Every entry below must be repeated exactly; skip the pictures.

• _EXERCISE MATERIAL_

┌──

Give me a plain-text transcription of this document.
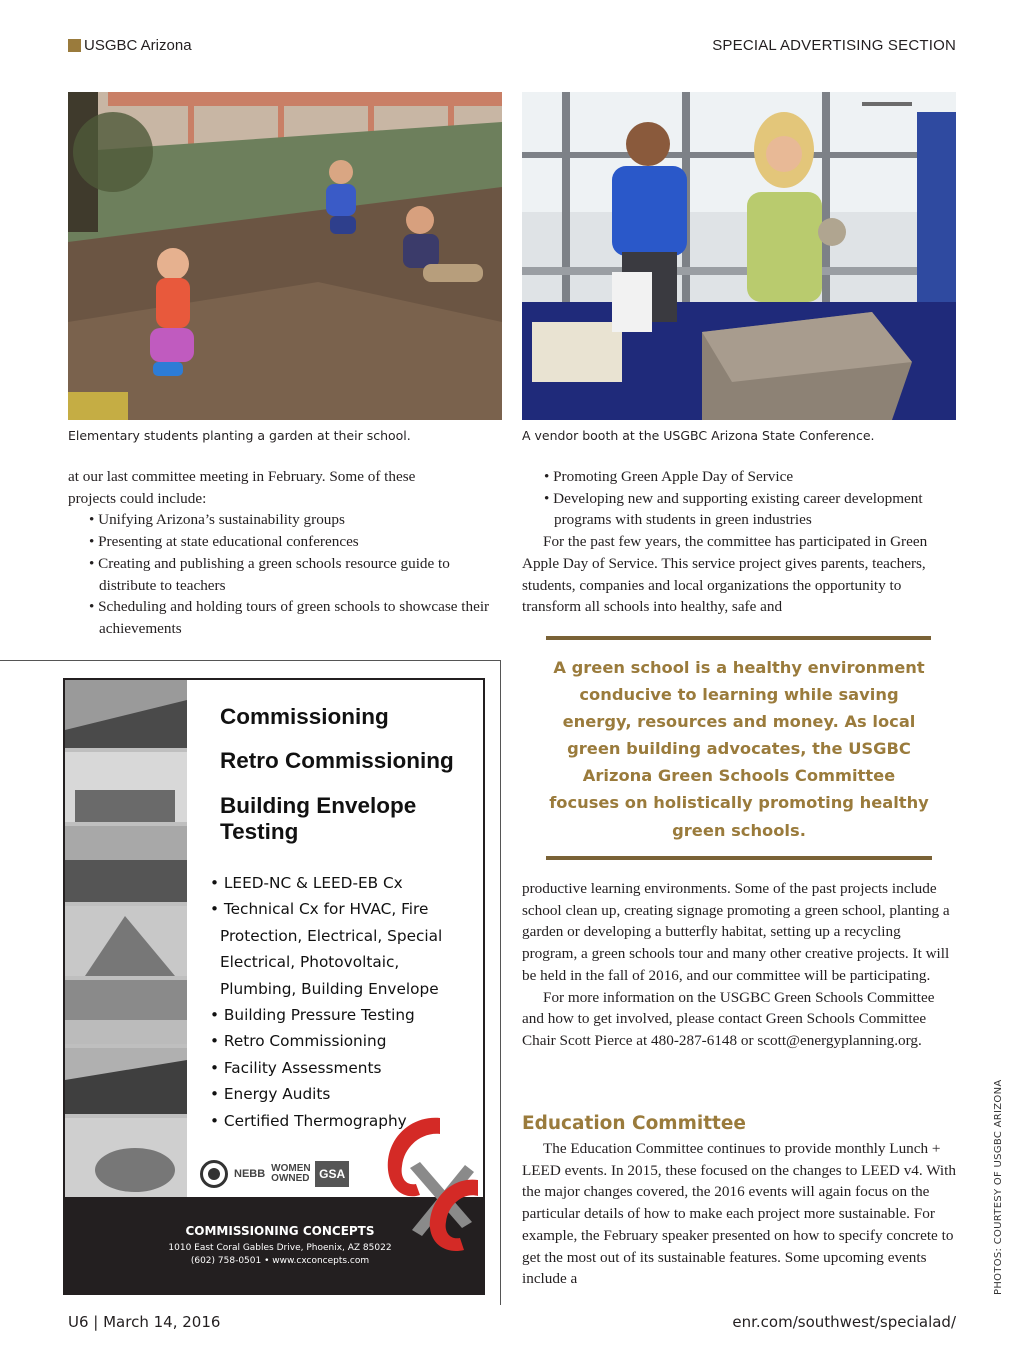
USGBC Arizona	SPECIAL ADVERTISING SECTION
Elementary students planting a garden at their school.	A vendor booth at the USGBC Arizona State Conference.

at our last committee meeting in February. Some of these

projects could include:

• Unifying Arizona’s sustainability groups

• Presenting at state educational conferences

• Creating and publishing a green schools resource guide to distribute to teachers

• Scheduling and holding tours of green schools to showcase their achievements

• Promoting Green Apple Day of Service

• Developing new and supporting existing career development programs with students in green industries

For the past few years, the committee has participated in Green Apple Day of Service. This service project gives parents, teachers, students, companies and local organizations the opportunity to transform all schools into healthy, safe and

A green school is a healthy environment conducive to learning while saving energy, resources and money. As local green building advocates, the USGBC Arizona Green Schools Committee focuses on holistically promoting healthy green schools.

productive learning environments. Some of the past projects include school clean up, creating signage promoting a green school, planting a garden or developing a butterfly habitat, setting up a recycling program, a green schools tour and many other creative projects. It will be held in the fall of 2016, and our committee will be participating.

For more information on the USGBC Green Schools Committee and how to get involved, please contact Green Schools Committee Chair Scott Pierce at 480-287-6148 or scott@energyplanning.org.

Education Committee

The Education Committee continues to provide monthly Lunch + LEED events. In 2015, these focused on the changes to LEED v4. With the major changes covered, the 2016 events will again focus on the particular details of how to make each project more sustainable. For example, the February speaker presented on how to specify concrete to get the most out of its sustainable features. Some upcoming events include a

Commissioning
Retro Commissioning
Building Envelope
Testing
• LEED-NC & LEED-EB Cx
• Technical Cx for HVAC, Fire Protection, Electrical, Special Electrical, Photovoltaic, Plumbing, Building Envelope
• Building Pressure Testing
• Retro Commissioning
• Facility Assessments
• Energy Audits
• Certified Thermography
NEBB WOMEN OWNED GSA
COMMISSIONING CONCEPTS
1010 East Coral Gables Drive, Phoenix, AZ 85022
(602) 758-0501 • www.cxconcepts.com	PHOTOS: COURTESY OF USGBC ARIZONA
U6 | March 14, 2016	enr.com/southwest/specialad/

└──

• _IN RESPONSE_
Give me a plain-text transcription of this document.
USGBC Arizona	SPECIAL ADVERTISING SECTION
Elementary students planting a garden at their school.	A vendor booth at the USGBC Arizona State Conference.

at our last committee meeting in February. Some of these

projects could include:

• Unifying Arizona’s sustainability groups

• Presenting at state educational conferences

• Creating and publishing a green schools resource guide to distribute to teachers

• Scheduling and holding tours of green schools to showcase their achievements

• Promoting Green Apple Day of Service

• Developing new and supporting existing career development programs with students in green industries

For the past few years, the committee has participated in Green Apple Day of Service. This service project gives parents, teachers, students, companies and local organizations the opportunity to transform all schools into healthy, safe and

A green school is a healthy environment conducive to learning while saving energy, resources and money. As local green building advocates, the USGBC Arizona Green Schools Committee focuses on holistically promoting healthy green schools.

productive learning environments. Some of the past projects include school clean up, creating signage promoting a green school, planting a garden or developing a butterfly habitat, setting up a recycling program, a green schools tour and many other creative projects. It will be held in the fall of 2016, and our committee will be participating.

For more information on the USGBC Green Schools Committee and how to get involved, please contact Green Schools Committee Chair Scott Pierce at 480-287-6148 or scott@energyplanning.org.

Education Committee

The Education Committee continues to provide monthly Lunch + LEED events. In 2015, these focused on the changes to LEED v4. With the major changes covered, the 2016 events will again focus on the particular details of how to make each project more sustainable. For example, the February speaker presented on how to specify concrete to get the most out of its sustainable features. Some upcoming events include a

Commissioning
Retro Commissioning
Building Envelope
Testing
• LEED-NC & LEED-EB Cx
• Technical Cx for HVAC, Fire Protection, Electrical, Special Electrical, Photovoltaic, Plumbing, Building Envelope
• Building Pressure Testing
• Retro Commissioning
• Facility Assessments
• Energy Audits
• Certified Thermography
NEBB WOMEN OWNED GSA
COMMISSIONING CONCEPTS
1010 East Coral Gables Drive, Phoenix, AZ 85022
(602) 758-0501 • www.cxconcepts.com	PHOTOS: COURTESY OF USGBC ARIZONA
U6 | March 14, 2016	enr.com/southwest/specialad/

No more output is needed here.